* _Set of tasks_:
- A) Answer these from the post about Google's content network, one line each:
(i) Which network do the announced enhancements apply to?
(ii) What cookie enables the new functionality?
(iii) What can a user do about that cookie?
- B) Carry the post about Google's content network forward from its final sentence, adding a few paragraphs in the same voice.

So This Is What DoubleClick Was For: Google Introduces Standard Functionality
by
on August 07, 2008,
I just love the days when Google makes some important announcement (or not important -it rarely matters), especially when such an announcement is about their advertising solutions. The blogosphere will be abuzz this only topic for a whole day and then will continue talking about it for a week or so until all the details are discussed properly.
Today’s big news is enhancement of Google’s content network - the network that combines all the publishers participating in Google AdSense program. The enhancements announced today are supposed to become available in the next few months and include frequency capping and reporting, improved ads quality, and view-through conversions.
For an end user these features mean that we are promised not to see the same ads again and again due to advertiser control over the ads that are shown and how many times they are shown. For advertisers the announcement means they will be able to better control ads by understanding how many people watched each ad and the percentage of the users who actually clicked through to the advertised site.
This new functionality is enabled by using the DoubleClick ad-serving cookie throughout the entire publisher network (without publishers actually having to make any changes themselves). This time Google seems to think about privacy concerns in advance - a user can easily opt out of the cookie for all the websites in the content network.
In general Google has not introduced anything extraordinary - the new enhancements are simply supposed to bring Google AdSense to the level of functionality where the smaller ad networks operate already. It’s just that Google as a monopolist never really needed to offer its users a first-class service in advertising. It has always seemed to me that Google’s major goal was to keep everything dead-simple and easily accessible for every publisher, even the smallest one without any understanding of how online advertising works.

* _Excerpted data_:
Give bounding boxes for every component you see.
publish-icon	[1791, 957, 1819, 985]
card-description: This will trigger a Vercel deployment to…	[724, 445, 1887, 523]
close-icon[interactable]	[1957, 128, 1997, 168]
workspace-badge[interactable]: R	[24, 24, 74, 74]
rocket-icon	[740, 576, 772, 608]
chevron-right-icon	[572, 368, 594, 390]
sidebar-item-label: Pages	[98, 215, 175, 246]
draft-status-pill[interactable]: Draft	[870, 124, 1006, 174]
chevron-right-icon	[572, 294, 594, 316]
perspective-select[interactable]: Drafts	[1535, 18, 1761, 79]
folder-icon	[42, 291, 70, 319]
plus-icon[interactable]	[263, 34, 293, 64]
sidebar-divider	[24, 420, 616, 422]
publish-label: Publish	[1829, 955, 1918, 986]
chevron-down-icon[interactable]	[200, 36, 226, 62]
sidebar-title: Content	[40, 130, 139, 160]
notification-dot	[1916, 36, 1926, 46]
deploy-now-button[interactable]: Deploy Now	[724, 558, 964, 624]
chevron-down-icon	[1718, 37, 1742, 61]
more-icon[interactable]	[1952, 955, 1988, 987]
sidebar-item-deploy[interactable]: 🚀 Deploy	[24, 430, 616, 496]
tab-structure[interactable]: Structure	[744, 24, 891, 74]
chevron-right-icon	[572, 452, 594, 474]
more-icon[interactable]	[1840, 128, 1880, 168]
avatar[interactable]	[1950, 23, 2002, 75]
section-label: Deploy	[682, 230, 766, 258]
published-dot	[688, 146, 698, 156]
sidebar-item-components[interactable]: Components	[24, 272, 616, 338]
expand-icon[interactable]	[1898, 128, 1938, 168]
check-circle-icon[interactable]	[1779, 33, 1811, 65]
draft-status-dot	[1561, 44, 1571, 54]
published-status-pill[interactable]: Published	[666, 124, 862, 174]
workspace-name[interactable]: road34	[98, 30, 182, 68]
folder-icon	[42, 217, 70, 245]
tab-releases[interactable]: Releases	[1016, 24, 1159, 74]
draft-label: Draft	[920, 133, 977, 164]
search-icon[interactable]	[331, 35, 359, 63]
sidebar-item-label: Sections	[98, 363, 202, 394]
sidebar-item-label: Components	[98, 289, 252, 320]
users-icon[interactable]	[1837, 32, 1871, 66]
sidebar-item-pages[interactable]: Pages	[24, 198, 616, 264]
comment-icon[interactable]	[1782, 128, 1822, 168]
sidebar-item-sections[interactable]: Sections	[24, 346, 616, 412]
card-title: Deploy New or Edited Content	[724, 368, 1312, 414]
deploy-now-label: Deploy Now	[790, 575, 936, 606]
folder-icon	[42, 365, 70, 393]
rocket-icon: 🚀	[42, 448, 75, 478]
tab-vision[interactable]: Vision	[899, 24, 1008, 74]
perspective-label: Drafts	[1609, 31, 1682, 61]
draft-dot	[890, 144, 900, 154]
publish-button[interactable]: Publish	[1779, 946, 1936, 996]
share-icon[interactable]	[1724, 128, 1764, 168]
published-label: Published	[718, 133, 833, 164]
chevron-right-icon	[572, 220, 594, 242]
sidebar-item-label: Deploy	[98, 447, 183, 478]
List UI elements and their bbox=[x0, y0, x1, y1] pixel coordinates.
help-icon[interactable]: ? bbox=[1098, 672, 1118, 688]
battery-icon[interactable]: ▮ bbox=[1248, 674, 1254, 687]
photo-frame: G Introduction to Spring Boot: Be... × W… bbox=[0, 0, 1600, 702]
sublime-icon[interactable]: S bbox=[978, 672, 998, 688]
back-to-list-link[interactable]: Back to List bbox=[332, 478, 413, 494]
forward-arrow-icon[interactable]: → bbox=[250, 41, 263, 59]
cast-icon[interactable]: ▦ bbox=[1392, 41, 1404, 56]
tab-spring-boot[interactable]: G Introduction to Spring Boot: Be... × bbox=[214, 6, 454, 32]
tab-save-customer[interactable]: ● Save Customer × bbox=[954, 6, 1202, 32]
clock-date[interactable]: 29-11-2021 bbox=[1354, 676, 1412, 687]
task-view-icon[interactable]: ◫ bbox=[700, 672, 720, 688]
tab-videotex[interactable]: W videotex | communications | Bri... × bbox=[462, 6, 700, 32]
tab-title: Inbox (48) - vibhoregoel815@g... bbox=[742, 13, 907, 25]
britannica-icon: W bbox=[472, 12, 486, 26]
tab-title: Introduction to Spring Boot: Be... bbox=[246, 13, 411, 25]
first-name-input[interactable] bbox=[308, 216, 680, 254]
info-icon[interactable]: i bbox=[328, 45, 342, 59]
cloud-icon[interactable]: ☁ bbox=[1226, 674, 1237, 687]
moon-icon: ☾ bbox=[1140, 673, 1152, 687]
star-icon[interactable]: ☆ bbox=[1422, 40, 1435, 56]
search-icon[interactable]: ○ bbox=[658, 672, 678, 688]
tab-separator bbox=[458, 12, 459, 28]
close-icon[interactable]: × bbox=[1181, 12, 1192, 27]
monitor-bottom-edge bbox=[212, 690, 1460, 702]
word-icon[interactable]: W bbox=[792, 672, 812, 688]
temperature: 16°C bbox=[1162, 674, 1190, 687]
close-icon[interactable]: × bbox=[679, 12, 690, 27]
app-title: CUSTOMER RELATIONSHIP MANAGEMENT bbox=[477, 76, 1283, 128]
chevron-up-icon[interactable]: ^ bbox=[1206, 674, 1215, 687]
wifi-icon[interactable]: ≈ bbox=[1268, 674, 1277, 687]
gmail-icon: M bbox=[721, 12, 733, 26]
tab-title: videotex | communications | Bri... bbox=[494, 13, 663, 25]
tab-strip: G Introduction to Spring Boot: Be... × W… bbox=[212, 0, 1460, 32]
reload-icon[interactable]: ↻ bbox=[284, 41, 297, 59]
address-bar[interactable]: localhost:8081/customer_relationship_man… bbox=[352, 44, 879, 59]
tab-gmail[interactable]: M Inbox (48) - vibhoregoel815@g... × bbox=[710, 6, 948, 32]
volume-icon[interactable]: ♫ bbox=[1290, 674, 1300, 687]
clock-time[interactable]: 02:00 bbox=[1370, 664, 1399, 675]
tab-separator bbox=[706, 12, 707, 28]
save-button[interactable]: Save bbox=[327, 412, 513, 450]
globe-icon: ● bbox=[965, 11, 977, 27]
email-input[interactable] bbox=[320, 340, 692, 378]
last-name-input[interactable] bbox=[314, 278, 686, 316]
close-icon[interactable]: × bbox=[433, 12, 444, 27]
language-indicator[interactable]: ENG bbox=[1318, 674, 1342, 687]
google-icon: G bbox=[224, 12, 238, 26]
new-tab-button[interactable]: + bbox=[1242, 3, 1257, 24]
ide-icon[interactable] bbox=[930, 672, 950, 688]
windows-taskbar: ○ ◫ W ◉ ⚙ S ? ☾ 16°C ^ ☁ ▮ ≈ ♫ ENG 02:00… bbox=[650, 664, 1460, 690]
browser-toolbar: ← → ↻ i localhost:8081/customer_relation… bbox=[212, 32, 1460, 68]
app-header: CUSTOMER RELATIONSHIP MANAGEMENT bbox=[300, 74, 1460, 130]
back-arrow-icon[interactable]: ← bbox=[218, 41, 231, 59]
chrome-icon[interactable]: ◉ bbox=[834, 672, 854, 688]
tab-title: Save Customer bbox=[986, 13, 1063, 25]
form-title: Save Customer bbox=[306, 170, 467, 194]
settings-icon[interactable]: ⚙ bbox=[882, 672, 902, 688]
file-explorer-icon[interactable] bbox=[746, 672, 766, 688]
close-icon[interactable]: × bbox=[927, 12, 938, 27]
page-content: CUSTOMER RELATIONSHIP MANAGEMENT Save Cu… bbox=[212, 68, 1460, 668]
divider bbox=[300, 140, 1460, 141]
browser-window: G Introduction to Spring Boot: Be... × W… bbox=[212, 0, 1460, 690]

* _Answers to the exercise_:
- A)
(i) Google's content network, which combines all the publishers participating in the Google AdSense program.
(ii) The DoubleClick ad-serving cookie.
(iii) A user can opt out of the cookie for all the websites in the content network.

- B)
But it looks like Google has finally decided that it was time to improve some things not to keep everything at the very basic level - after all, Google can afford to offer the best possible service in every field and it is quite strange to see Google’s advertising solutions lagging behind everything else.
Unfortunately looking for the highest value for users and advertisers, Google may very well damage the publishers. First of all, I think every publisher is aware that the relevant links for our websites are not unlimited - and this is exactly why users have to see the same ads again and again, simply because there are no other relevant ads in the network for this particular publisher. And what happens if frequency capping is in place? Advertiser chooses not to show a link to every single user, say, more than 10 times. That leaves the publisher with those public service ads for a great number of impressions - and without any hopes that when a user sees this link for 100th time he will finally decides to click - at least to commemorate the moment.
What’s more, now that advertisers will know where exactly their ads work better, they will certainly leave no or almost no placements for smaller publishers that generate a handful of impressions and even smaller number of clicks.
I am sure that this is a wise move for the advertising network and of course Google is not the network that may be afraid of losing some of its publishers because of unfavorable decisions. So anyway this is the move we should have expected - and if someone is unhappy about it, I don’t think Google will ever notice.